Aim of the exercise:
Reproduce the items below word for word, keeping every line and its order unchanged.

Source records:
---
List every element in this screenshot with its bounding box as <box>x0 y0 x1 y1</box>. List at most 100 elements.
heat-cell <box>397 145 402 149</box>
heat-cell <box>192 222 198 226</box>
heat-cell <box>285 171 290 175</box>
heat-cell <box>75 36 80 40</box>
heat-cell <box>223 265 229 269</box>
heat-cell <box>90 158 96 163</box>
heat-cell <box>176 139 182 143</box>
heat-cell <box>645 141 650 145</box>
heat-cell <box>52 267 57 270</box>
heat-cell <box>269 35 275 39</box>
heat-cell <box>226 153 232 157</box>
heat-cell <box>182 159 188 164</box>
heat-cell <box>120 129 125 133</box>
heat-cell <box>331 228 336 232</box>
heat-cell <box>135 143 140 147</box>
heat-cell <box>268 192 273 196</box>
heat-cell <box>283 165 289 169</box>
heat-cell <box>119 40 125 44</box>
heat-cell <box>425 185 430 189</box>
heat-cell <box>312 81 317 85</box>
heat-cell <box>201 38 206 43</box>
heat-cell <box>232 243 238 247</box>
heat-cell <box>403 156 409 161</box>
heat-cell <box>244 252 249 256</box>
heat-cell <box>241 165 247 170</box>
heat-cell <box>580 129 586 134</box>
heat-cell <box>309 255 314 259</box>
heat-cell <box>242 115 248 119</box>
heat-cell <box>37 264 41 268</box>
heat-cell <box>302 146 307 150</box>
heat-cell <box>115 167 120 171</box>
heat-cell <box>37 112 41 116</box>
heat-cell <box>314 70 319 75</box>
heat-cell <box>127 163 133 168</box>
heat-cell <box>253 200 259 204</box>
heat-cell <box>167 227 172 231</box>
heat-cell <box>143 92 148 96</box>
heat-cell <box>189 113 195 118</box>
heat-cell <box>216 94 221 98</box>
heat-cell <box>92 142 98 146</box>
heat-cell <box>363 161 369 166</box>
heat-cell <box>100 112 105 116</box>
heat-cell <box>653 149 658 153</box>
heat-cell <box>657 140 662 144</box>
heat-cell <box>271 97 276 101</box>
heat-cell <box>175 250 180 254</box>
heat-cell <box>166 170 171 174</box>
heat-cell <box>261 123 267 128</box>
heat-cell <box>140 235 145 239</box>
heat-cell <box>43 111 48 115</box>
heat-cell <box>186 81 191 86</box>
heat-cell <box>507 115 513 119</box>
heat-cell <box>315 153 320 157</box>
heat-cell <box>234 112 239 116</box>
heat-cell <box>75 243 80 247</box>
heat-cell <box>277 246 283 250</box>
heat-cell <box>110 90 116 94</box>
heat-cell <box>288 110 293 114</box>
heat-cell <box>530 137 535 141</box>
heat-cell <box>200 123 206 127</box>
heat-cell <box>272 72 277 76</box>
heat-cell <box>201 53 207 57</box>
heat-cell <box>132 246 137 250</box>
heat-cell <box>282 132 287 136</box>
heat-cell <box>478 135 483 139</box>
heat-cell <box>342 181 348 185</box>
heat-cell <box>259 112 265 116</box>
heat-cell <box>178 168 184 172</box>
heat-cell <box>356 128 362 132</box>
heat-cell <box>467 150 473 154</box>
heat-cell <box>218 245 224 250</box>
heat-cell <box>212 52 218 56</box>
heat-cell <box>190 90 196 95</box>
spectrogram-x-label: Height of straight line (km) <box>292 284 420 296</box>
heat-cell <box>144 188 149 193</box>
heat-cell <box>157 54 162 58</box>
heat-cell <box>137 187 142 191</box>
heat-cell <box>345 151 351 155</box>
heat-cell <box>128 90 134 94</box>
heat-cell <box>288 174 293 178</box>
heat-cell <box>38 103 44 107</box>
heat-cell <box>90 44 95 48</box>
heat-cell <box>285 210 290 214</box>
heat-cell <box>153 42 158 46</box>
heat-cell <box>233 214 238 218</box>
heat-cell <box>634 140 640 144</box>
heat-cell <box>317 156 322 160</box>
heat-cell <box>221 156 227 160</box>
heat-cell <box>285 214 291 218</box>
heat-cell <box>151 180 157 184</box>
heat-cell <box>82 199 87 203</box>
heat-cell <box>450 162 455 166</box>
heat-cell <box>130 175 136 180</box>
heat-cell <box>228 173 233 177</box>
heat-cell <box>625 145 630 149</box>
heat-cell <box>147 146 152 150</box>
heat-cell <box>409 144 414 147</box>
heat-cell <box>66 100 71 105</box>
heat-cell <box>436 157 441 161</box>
---
Exercise result:
List every element in this screenshot with its bounding box as <box>x0 y0 x1 y1</box>. List at most 100 elements.
heat-cell <box>397 145 402 149</box>
heat-cell <box>192 222 198 226</box>
heat-cell <box>285 171 290 175</box>
heat-cell <box>75 36 80 40</box>
heat-cell <box>223 265 229 269</box>
heat-cell <box>90 158 96 163</box>
heat-cell <box>176 139 182 143</box>
heat-cell <box>645 141 650 145</box>
heat-cell <box>52 267 57 270</box>
heat-cell <box>269 35 275 39</box>
heat-cell <box>226 153 232 157</box>
heat-cell <box>182 159 188 164</box>
heat-cell <box>120 129 125 133</box>
heat-cell <box>331 228 336 232</box>
heat-cell <box>135 143 140 147</box>
heat-cell <box>268 192 273 196</box>
heat-cell <box>283 165 289 169</box>
heat-cell <box>119 40 125 44</box>
heat-cell <box>425 185 430 189</box>
heat-cell <box>312 81 317 85</box>
heat-cell <box>201 38 206 43</box>
heat-cell <box>232 243 238 247</box>
heat-cell <box>403 156 409 161</box>
heat-cell <box>244 252 249 256</box>
heat-cell <box>241 165 247 170</box>
heat-cell <box>580 129 586 134</box>
heat-cell <box>309 255 314 259</box>
heat-cell <box>242 115 248 119</box>
heat-cell <box>37 264 41 268</box>
heat-cell <box>302 146 307 150</box>
heat-cell <box>115 167 120 171</box>
heat-cell <box>37 112 41 116</box>
heat-cell <box>314 70 319 75</box>
heat-cell <box>127 163 133 168</box>
heat-cell <box>253 200 259 204</box>
heat-cell <box>167 227 172 231</box>
heat-cell <box>143 92 148 96</box>
heat-cell <box>189 113 195 118</box>
heat-cell <box>216 94 221 98</box>
heat-cell <box>92 142 98 146</box>
heat-cell <box>363 161 369 166</box>
heat-cell <box>100 112 105 116</box>
heat-cell <box>653 149 658 153</box>
heat-cell <box>657 140 662 144</box>
heat-cell <box>271 97 276 101</box>
heat-cell <box>175 250 180 254</box>
heat-cell <box>166 170 171 174</box>
heat-cell <box>261 123 267 128</box>
heat-cell <box>140 235 145 239</box>
heat-cell <box>43 111 48 115</box>
heat-cell <box>186 81 191 86</box>
heat-cell <box>507 115 513 119</box>
heat-cell <box>315 153 320 157</box>
heat-cell <box>234 112 239 116</box>
heat-cell <box>75 243 80 247</box>
heat-cell <box>277 246 283 250</box>
heat-cell <box>110 90 116 94</box>
heat-cell <box>288 110 293 114</box>
heat-cell <box>530 137 535 141</box>
heat-cell <box>200 123 206 127</box>
heat-cell <box>272 72 277 76</box>
heat-cell <box>201 53 207 57</box>
heat-cell <box>132 246 137 250</box>
heat-cell <box>282 132 287 136</box>
heat-cell <box>478 135 483 139</box>
heat-cell <box>342 181 348 185</box>
heat-cell <box>259 112 265 116</box>
heat-cell <box>178 168 184 172</box>
heat-cell <box>356 128 362 132</box>
heat-cell <box>467 150 473 154</box>
heat-cell <box>218 245 224 250</box>
heat-cell <box>212 52 218 56</box>
heat-cell <box>190 90 196 95</box>
spectrogram-x-label: Height of straight line (km) <box>292 284 420 296</box>
heat-cell <box>144 188 149 193</box>
heat-cell <box>157 54 162 58</box>
heat-cell <box>137 187 142 191</box>
heat-cell <box>345 151 351 155</box>
heat-cell <box>128 90 134 94</box>
heat-cell <box>288 174 293 178</box>
heat-cell <box>38 103 44 107</box>
heat-cell <box>90 44 95 48</box>
heat-cell <box>285 210 290 214</box>
heat-cell <box>153 42 158 46</box>
heat-cell <box>233 214 238 218</box>
heat-cell <box>634 140 640 144</box>
heat-cell <box>317 156 322 160</box>
heat-cell <box>221 156 227 160</box>
heat-cell <box>285 214 291 218</box>
heat-cell <box>151 180 157 184</box>
heat-cell <box>82 199 87 203</box>
heat-cell <box>450 162 455 166</box>
heat-cell <box>130 175 136 180</box>
heat-cell <box>228 173 233 177</box>
heat-cell <box>625 145 630 149</box>
heat-cell <box>147 146 152 150</box>
heat-cell <box>409 144 414 147</box>
heat-cell <box>66 100 71 105</box>
heat-cell <box>436 157 441 161</box>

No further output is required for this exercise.